### TO BE DONE
(A) In the transmission media excerpt, reproduce everything from "Advantages and Disadvantages" down to "very high speed.".
(B) According to the transmission media excerpt, why is infrared communication unreliable outside a building?

-- BEGIN EXCERPT TO READ --

It works on the principle of light reflection through a core composed of glass or plastic. The cladding surrounds the core, and the cladding is a less thick glass or plastic covering. It finds use in large-volume data transfer.
It is possible for the cable to be unidirectional or bidirectional.

Advantages and Disadvantages of optical fibre cable:

i. Advantages:

• Does not rust or corrode since there is no metal.
• Can transmit data at very high speed.
• Supports high bandwidth.
• There is less signal attenuation.
• Resistance to electromagnetic interference.

ii. Disadvantages:

• Installing and maintaining it is difficult.
• Fragile and expensive.

iii. Elements of optical fiber cable:

• Core: The core of an optical fiber is a small strand of glass or plastic. A core is the part of the fibre that transmits light. The amount of light transferred into the fibre depends upon the area of the core.
• Cladding: Cladding refers to the concentric layer of glass. The primary function of the cladding is to produce a lower refractive index at the core interface, causing reflection within the core and allowing light waves to pass through the fibre.
• Jacket: A jacket is a type of protective layer made of plastic. The primary function of a jacket is to retain fibre strength, absorb stress, and provide further fibre protection.

Applications of Fibre Optic cables:

• Backbone Networks
• Some local area networks and cable networks.

d. Stripline cable:

It is also known as a waveguide and it transmits high-frequency waves using a conducting substance.
This conductive substance is placed between two ground plane layers that are often short-circuited to offer EMI immunity.

e. Microstripline cable:

A dielectric layer separates the conducting material from the ground plane in this case.

f. Power Lines:

Layer-1 (Physical Layer) technology that uses power cables to transmit data signals is known as power line communication (PLC). Modulated data is sent over the cables in a PLC. The data is de-modulated and interpreted by the receiver on the other end.

g. Magnetic Media:

Even before networking, one of the most convenient ways to transfer data from one computer to another was to save it on storage media and physically transfer it from one station to another. Magnetic media is useful when the amount of data to be transferred is very large.

2. Unguided Transmission Media:

Electromagnetic signals can also be transmitted without the use of a physical medium. These are also known as wireless or unbounded transmission media.

Some properties of unguided media are:

• Less secure than guided media.
• Used for longer distances.

Types of  UnGuided Transmission Media:

a. Infrared:

When there is a need for very short-range communication, infrared waves are used. However, they fail to penetrate any walls/obstacles in the way of the signal.

The frequency ranges from 300 GHz to 400 THz.

Characteristics of infrared transmission:

• It has a large bandwidth, thus the data rate will be quite high.
• Infrared waves are unable to permeate the walls. As a result, infrared communication in one room cannot be disrupted by surrounding rooms.
• Infrared communication is more secure and also causes less interference.
• Outside the building, infrared communication is unreliable because the sun’s rays interfere with the infrared radiation.

Advantages:

• Cost-effective and cheap.
• Large bandwidth.
• Easy to install.
• Can be operated without any licence.

Disadvantages:

• Cannot cross barriers.
• Long-range communication is not possible.

Applications:

• Short-range communication
• Communication between keyboards, PCs and mouse.

-- END EXCERPT TO READ --
-- BEGIN RECORD EXTRACTS --

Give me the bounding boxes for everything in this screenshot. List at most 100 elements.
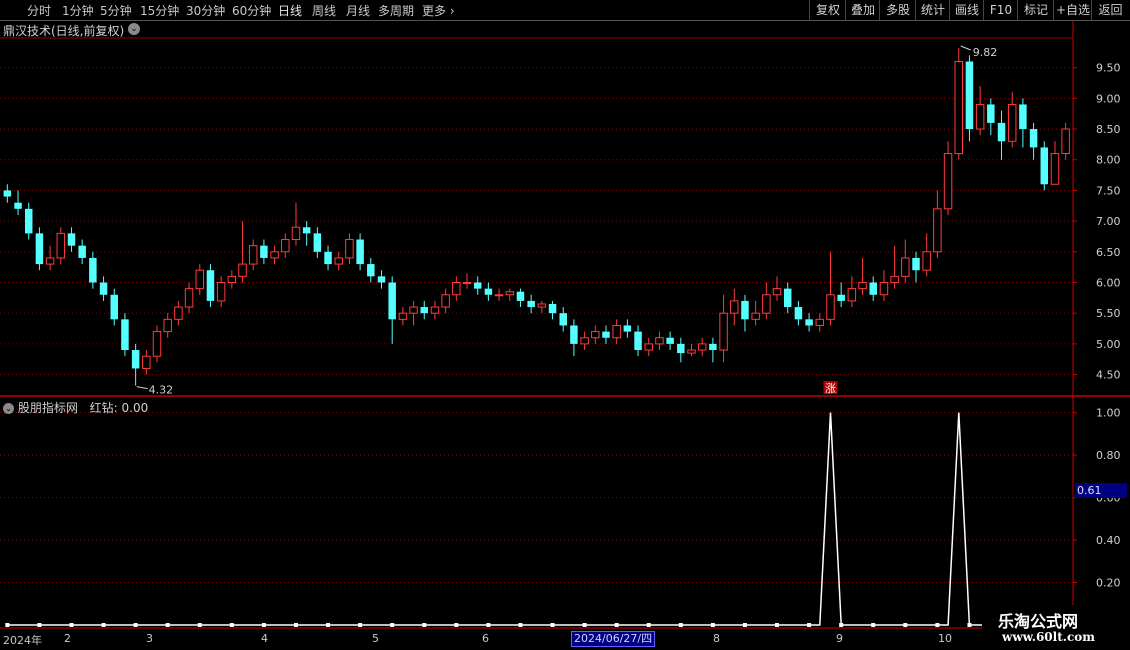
y-tick-label: 8.50 (1096, 123, 1121, 136)
candle-body (527, 300, 535, 308)
candle-body (869, 282, 877, 295)
candle-body (943, 153, 953, 210)
candle-body (751, 312, 760, 320)
candle-body (805, 319, 813, 326)
candle-body (570, 325, 578, 344)
candle-body (409, 306, 418, 314)
candle-body (516, 291, 525, 301)
indicator-point (678, 623, 683, 627)
y-tick-label: 5.00 (1096, 338, 1121, 351)
candle-body (901, 257, 910, 277)
candle-body (1029, 129, 1038, 148)
candle-body (762, 294, 771, 314)
candle-body (121, 319, 129, 351)
candle-body (697, 343, 707, 351)
indicator-point (69, 623, 74, 627)
candle-body (195, 269, 205, 290)
high-label: 9.82 (973, 46, 998, 59)
candle-body (826, 294, 835, 320)
candle-body (730, 300, 739, 314)
candle-body (1007, 103, 1017, 142)
candle-body (302, 227, 311, 234)
x-label-year: 2024年 (3, 634, 42, 647)
candle-body (954, 60, 963, 155)
candle-body (965, 61, 974, 130)
candle-body (142, 355, 151, 369)
indicator-point (165, 623, 170, 627)
candle-body (783, 288, 792, 308)
candle-body (227, 275, 237, 283)
indicator-point (422, 623, 427, 627)
candle-body (612, 324, 621, 339)
y-tick-label: 0.80 (1096, 449, 1121, 462)
candle-body (494, 294, 504, 297)
indicator-point (486, 623, 491, 627)
candle-body (184, 288, 194, 308)
candle-body (890, 275, 899, 283)
indicator-series (5, 412, 1068, 627)
indicator-point (229, 623, 234, 627)
candle-body (24, 208, 33, 234)
candle-body (324, 251, 332, 265)
indicator-title: ⌄ 股朋指标网 红钻: 0.00 (3, 399, 148, 416)
candle-body (602, 331, 610, 338)
candle-body (89, 257, 97, 283)
candle-body (484, 288, 493, 295)
candle-body (462, 281, 472, 284)
candle-body (655, 337, 664, 345)
indicator-point (903, 623, 908, 627)
main-chart-title: 鼎汉技术(日线,前复权) (3, 24, 125, 38)
candle-body (35, 233, 44, 265)
x-label-may: 5 (372, 632, 379, 645)
indicator-point (133, 623, 138, 627)
x-label-feb: 2 (64, 632, 71, 645)
candle-body (719, 312, 728, 351)
indicator-point (839, 623, 844, 627)
candle-body (281, 239, 290, 253)
x-label-mar: 3 (146, 632, 153, 645)
candle-body (388, 282, 396, 320)
candle-body (163, 318, 172, 333)
candle-body (559, 313, 567, 326)
chevron-down-icon[interactable]: ⌄ (3, 403, 14, 414)
candle-body (837, 294, 845, 301)
high-marker (960, 45, 971, 51)
selected-date-box: 2024/06/27/四 (571, 631, 656, 647)
candle-body (367, 264, 375, 277)
watermark-title: 乐淘公式网 (998, 612, 1079, 631)
watermark: 乐淘公式网 www.60lt.com (982, 605, 1130, 650)
indicator-point (293, 623, 298, 627)
indicator-point (935, 623, 940, 627)
chevron-down-icon[interactable]: ⌄ (128, 23, 140, 35)
candle-body (933, 208, 942, 253)
candle-body (591, 331, 600, 339)
candle-body (1061, 128, 1070, 155)
indicator-point (646, 623, 651, 627)
candle-body (709, 343, 717, 351)
candle-body (473, 282, 482, 289)
zhang-label: 涨 (825, 382, 836, 395)
candle-body (216, 281, 226, 302)
candle-body (537, 303, 547, 308)
y-tick-label: 8.00 (1096, 154, 1121, 167)
candle-body (548, 303, 557, 314)
candle-body (67, 233, 76, 246)
indicator-point (390, 623, 395, 627)
candle-body (174, 306, 183, 320)
candle-body (912, 257, 920, 271)
candle-body (987, 104, 995, 123)
y-tick-label: 7.50 (1096, 184, 1121, 197)
candle-body (687, 349, 696, 354)
indicator-point (261, 623, 266, 627)
candle-body (922, 251, 931, 271)
candle-body (131, 350, 140, 369)
indicator-point (967, 623, 972, 627)
kline-chart[interactable]: 9.50 9.00 8.50 8.00 7.50 7.00 6.50 6.00 5.50 5.00… (0, 0, 1130, 650)
indicator-value: 红钻: 0.00 (89, 401, 149, 415)
candle-body (238, 263, 247, 277)
x-label-jun: 6 (482, 632, 489, 645)
candle-body (858, 281, 867, 290)
candle-body (56, 232, 66, 259)
candle-body (345, 239, 354, 259)
low-label: 4.32 (149, 384, 174, 397)
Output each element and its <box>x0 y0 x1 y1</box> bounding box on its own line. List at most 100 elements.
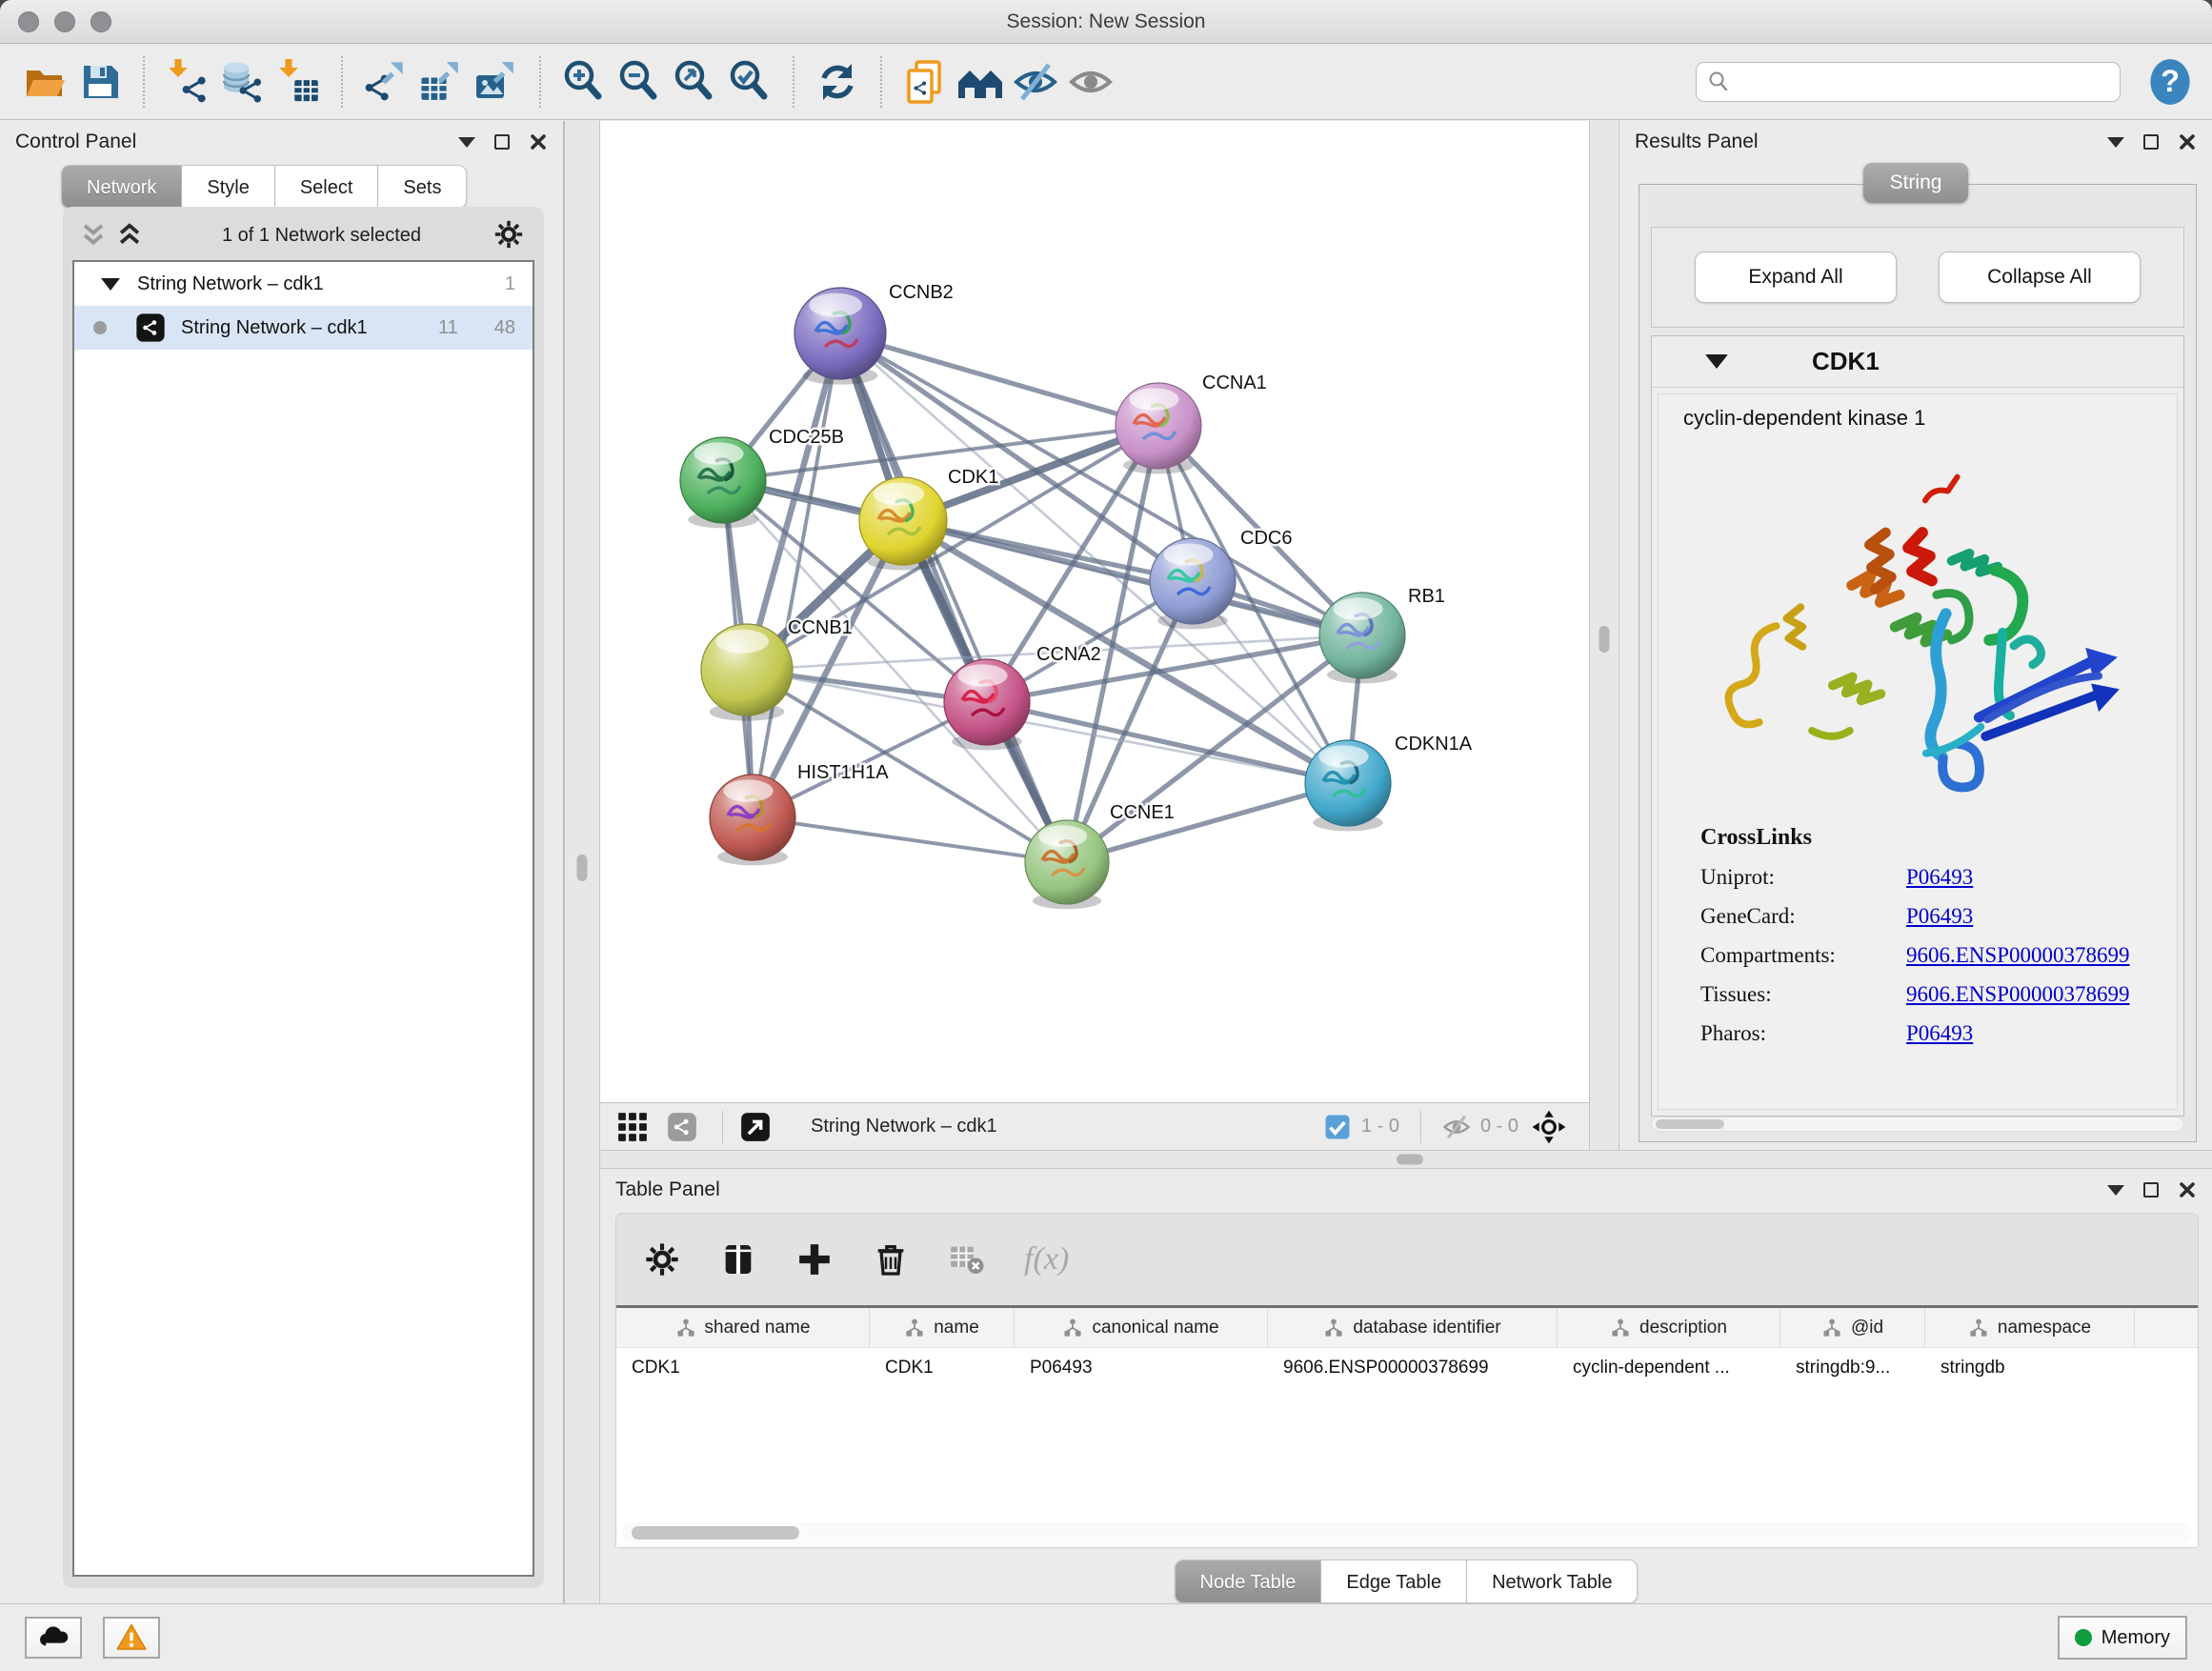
network-collection-row[interactable]: String Network – cdk1 1 <box>74 262 533 306</box>
table-cell[interactable]: stringdb:9... <box>1780 1358 1925 1379</box>
results-panel-menu-button[interactable] <box>2107 137 2124 148</box>
collapse-all-button[interactable]: Collapse All <box>1939 252 2141 303</box>
open-session-button[interactable] <box>17 52 72 111</box>
tree-expand-icon[interactable] <box>101 278 120 291</box>
table-cell[interactable]: CDK1 <box>616 1358 870 1379</box>
column-header-canonical-name[interactable]: canonical name <box>1015 1308 1268 1347</box>
show-columns-button[interactable] <box>719 1240 757 1278</box>
gene-entry-header[interactable]: CDK1 <box>1652 336 2183 388</box>
table-cell[interactable]: P06493 <box>1015 1358 1268 1379</box>
table-cell[interactable]: stringdb <box>1925 1358 2135 1379</box>
control-panel-close-button[interactable] <box>529 132 548 151</box>
network-node-cdc6[interactable] <box>1150 538 1236 629</box>
network-canvas[interactable]: CCNB2CCNA1CDC25BCDK1CDC6RB1CCNB1CCNA2CDK… <box>600 121 1589 1102</box>
network-node-cdkn1a[interactable] <box>1305 740 1391 831</box>
selected-checkbox-icon[interactable] <box>1323 1113 1352 1141</box>
network-node-ccne1[interactable] <box>1025 820 1109 909</box>
network-edge[interactable] <box>753 333 840 817</box>
table-cell[interactable]: cyclin-dependent ... <box>1558 1358 1780 1379</box>
zoom-fit-button[interactable] <box>667 52 722 111</box>
collapse-entry-icon[interactable] <box>1705 354 1728 369</box>
network-node-ccnb1[interactable] <box>701 624 793 721</box>
splitter-grip[interactable] <box>1397 1155 1423 1165</box>
birdseye-view-button[interactable] <box>612 1108 654 1146</box>
delete-column-button[interactable] <box>872 1240 910 1278</box>
bottom-splitter[interactable] <box>600 1150 2212 1169</box>
table-row[interactable]: CDK1CDK1P064939606.ENSP00000378699cyclin… <box>616 1348 2198 1388</box>
table-panel-close-button[interactable] <box>2178 1180 2197 1199</box>
tab-node-table[interactable]: Node Table <box>1175 1560 1322 1603</box>
export-network-button[interactable] <box>358 52 413 111</box>
export-table-button[interactable] <box>413 52 469 111</box>
scrollbar-thumb[interactable] <box>1656 1119 1724 1129</box>
export-image-button[interactable] <box>469 52 524 111</box>
memory-button[interactable]: Memory <box>2058 1616 2187 1660</box>
save-session-button[interactable] <box>72 52 128 111</box>
column-header-description[interactable]: description <box>1558 1308 1780 1347</box>
column-header-namespace[interactable]: namespace <box>1925 1308 2135 1347</box>
navigator-button[interactable] <box>1528 1108 1570 1146</box>
search-input[interactable] <box>1696 62 2121 102</box>
tab-select[interactable]: Select <box>275 165 379 209</box>
network-node-rb1[interactable] <box>1319 593 1405 683</box>
show-hidden-button[interactable] <box>1063 52 1118 111</box>
expand-all-button[interactable]: Expand All <box>1695 252 1897 303</box>
tab-edge-table[interactable]: Edge Table <box>1321 1560 1467 1603</box>
network-options-button[interactable] <box>491 217 527 253</box>
hide-selected-button[interactable] <box>1008 52 1063 111</box>
column-header-shared-name[interactable]: shared name <box>616 1308 870 1347</box>
splitter-grip[interactable] <box>1599 626 1610 653</box>
network-node-hist1h1a[interactable] <box>710 775 795 865</box>
table-panel-menu-button[interactable] <box>2107 1185 2124 1196</box>
detach-view-button[interactable] <box>734 1108 776 1146</box>
left-splitter[interactable] <box>564 121 600 1603</box>
zoom-selected-button[interactable] <box>722 52 777 111</box>
cloud-status-button[interactable] <box>25 1617 82 1659</box>
import-table-from-file-button[interactable] <box>271 52 326 111</box>
network-edge[interactable] <box>1067 635 1362 862</box>
column-header-database-identifier[interactable]: database identifier <box>1268 1308 1558 1347</box>
collapse-all-networks-button[interactable] <box>80 222 107 249</box>
tab-sets[interactable]: Sets <box>378 165 467 209</box>
tab-string[interactable]: String <box>1863 163 1969 203</box>
import-network-from-database-button[interactable] <box>215 52 271 111</box>
import-network-from-file-button[interactable] <box>160 52 215 111</box>
tab-network[interactable]: Network <box>61 165 182 209</box>
crosslink-value[interactable]: P06493 <box>1906 865 1973 890</box>
zoom-in-button[interactable] <box>556 52 612 111</box>
tab-network-table[interactable]: Network Table <box>1467 1560 1638 1603</box>
network-edge[interactable] <box>840 333 1158 426</box>
network-node-ccna2[interactable] <box>944 659 1030 750</box>
table-cell[interactable]: 9606.ENSP00000378699 <box>1268 1358 1558 1379</box>
crosslink-value[interactable]: 9606.ENSP00000378699 <box>1906 943 2130 968</box>
table-cell[interactable]: CDK1 <box>870 1358 1015 1379</box>
expand-all-networks-button[interactable] <box>116 222 143 249</box>
control-panel-menu-button[interactable] <box>458 137 475 148</box>
table-panel-float-button[interactable] <box>2143 1182 2159 1198</box>
splitter-grip[interactable] <box>577 855 588 881</box>
table-options-button[interactable] <box>643 1240 681 1278</box>
hidden-eye-slash-icon[interactable] <box>1442 1113 1471 1141</box>
crosslink-value[interactable]: 9606.ENSP00000378699 <box>1906 982 2130 1007</box>
crosslink-value[interactable]: P06493 <box>1906 904 1973 929</box>
scrollbar-thumb[interactable] <box>632 1526 799 1540</box>
create-column-button[interactable] <box>795 1240 834 1278</box>
new-network-from-selection-button[interactable] <box>897 52 953 111</box>
warnings-button[interactable] <box>103 1617 160 1659</box>
network-edge[interactable] <box>753 817 1067 862</box>
string-style-button[interactable] <box>661 1108 703 1146</box>
table-scrollbar[interactable] <box>622 1522 2192 1543</box>
column-header-name[interactable]: name <box>870 1308 1015 1347</box>
results-scrollbar[interactable] <box>1651 1117 2184 1132</box>
help-button[interactable]: ? <box>2145 57 2195 107</box>
column-header--id[interactable]: @id <box>1780 1308 1925 1347</box>
network-row-selected[interactable]: String Network – cdk1 11 48 <box>74 306 533 350</box>
apply-preferred-layout-button[interactable] <box>810 52 865 111</box>
tab-style[interactable]: Style <box>182 165 274 209</box>
control-panel-float-button[interactable] <box>494 134 510 150</box>
first-neighbors-button[interactable] <box>953 52 1008 111</box>
zoom-out-button[interactable] <box>612 52 667 111</box>
crosslink-value[interactable]: P06493 <box>1906 1021 1973 1046</box>
results-panel-float-button[interactable] <box>2143 134 2159 150</box>
right-splitter[interactable] <box>1589 121 1619 1150</box>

-- END RECORD EXTRACTS --

### RESPONSES FOR EACH TASK
(A)
Advantages and Disadvantages of optical fibre cable:

i. Advantages:

• Does not rust or corrode since there is no metal.
• Can transmit data at very high speed.

(B) Infrared communication is unreliable outdoors because the sun's rays interfere with the infrared radiation.